◆ Exercise ◆
The exercise asks for every line of the data to be reproduced exactly.

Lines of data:

^^^^^^^^^^^^^^^^

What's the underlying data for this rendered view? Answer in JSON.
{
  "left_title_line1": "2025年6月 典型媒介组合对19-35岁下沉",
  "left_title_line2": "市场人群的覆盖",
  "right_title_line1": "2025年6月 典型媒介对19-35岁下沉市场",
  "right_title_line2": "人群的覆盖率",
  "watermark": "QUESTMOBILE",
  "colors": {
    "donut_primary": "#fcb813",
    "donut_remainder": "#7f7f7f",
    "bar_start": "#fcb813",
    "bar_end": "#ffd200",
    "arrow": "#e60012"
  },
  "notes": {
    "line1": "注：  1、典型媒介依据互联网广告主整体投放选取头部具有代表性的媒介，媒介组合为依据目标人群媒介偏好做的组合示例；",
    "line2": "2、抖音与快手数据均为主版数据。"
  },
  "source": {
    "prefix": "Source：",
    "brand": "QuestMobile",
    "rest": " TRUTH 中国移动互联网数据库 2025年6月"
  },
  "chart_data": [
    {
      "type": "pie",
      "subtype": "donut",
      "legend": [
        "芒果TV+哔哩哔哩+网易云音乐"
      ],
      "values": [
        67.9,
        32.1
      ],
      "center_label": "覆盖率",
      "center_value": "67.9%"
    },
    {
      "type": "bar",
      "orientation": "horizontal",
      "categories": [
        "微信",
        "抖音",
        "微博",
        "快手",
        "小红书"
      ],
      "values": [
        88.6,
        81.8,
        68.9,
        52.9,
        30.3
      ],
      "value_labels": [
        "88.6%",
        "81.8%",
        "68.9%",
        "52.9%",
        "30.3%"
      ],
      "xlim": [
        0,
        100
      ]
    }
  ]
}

^^^^^^^^^^^^^^^^

◆ Exercise solution ◆
What's the underlying data for this rendered view? Answer in JSON.
{
  "left_title_line1": "2025年6月 典型媒介组合对19-35岁下沉",
  "left_title_line2": "市场人群的覆盖",
  "right_title_line1": "2025年6月 典型媒介对19-35岁下沉市场",
  "right_title_line2": "人群的覆盖率",
  "watermark": "QUESTMOBILE",
  "colors": {
    "donut_primary": "#fcb813",
    "donut_remainder": "#7f7f7f",
    "bar_start": "#fcb813",
    "bar_end": "#ffd200",
    "arrow": "#e60012"
  },
  "notes": {
    "line1": "注：  1、典型媒介依据互联网广告主整体投放选取头部具有代表性的媒介，媒介组合为依据目标人群媒介偏好做的组合示例；",
    "line2": "2、抖音与快手数据均为主版数据。"
  },
  "source": {
    "prefix": "Source：",
    "brand": "QuestMobile",
    "rest": " TRUTH 中国移动互联网数据库 2025年6月"
  },
  "chart_data": [
    {
      "type": "pie",
      "subtype": "donut",
      "legend": [
        "芒果TV+哔哩哔哩+网易云音乐"
      ],
      "values": [
        67.9,
        32.1
      ],
      "center_label": "覆盖率",
      "center_value": "67.9%"
    },
    {
      "type": "bar",
      "orientation": "horizontal",
      "categories": [
        "微信",
        "抖音",
        "微博",
        "快手",
        "小红书"
      ],
      "values": [
        88.6,
        81.8,
        68.9,
        52.9,
        30.3
      ],
      "value_labels": [
        "88.6%",
        "81.8%",
        "68.9%",
        "52.9%",
        "30.3%"
      ],
      "xlim": [
        0,
        100
      ]
    }
  ]
}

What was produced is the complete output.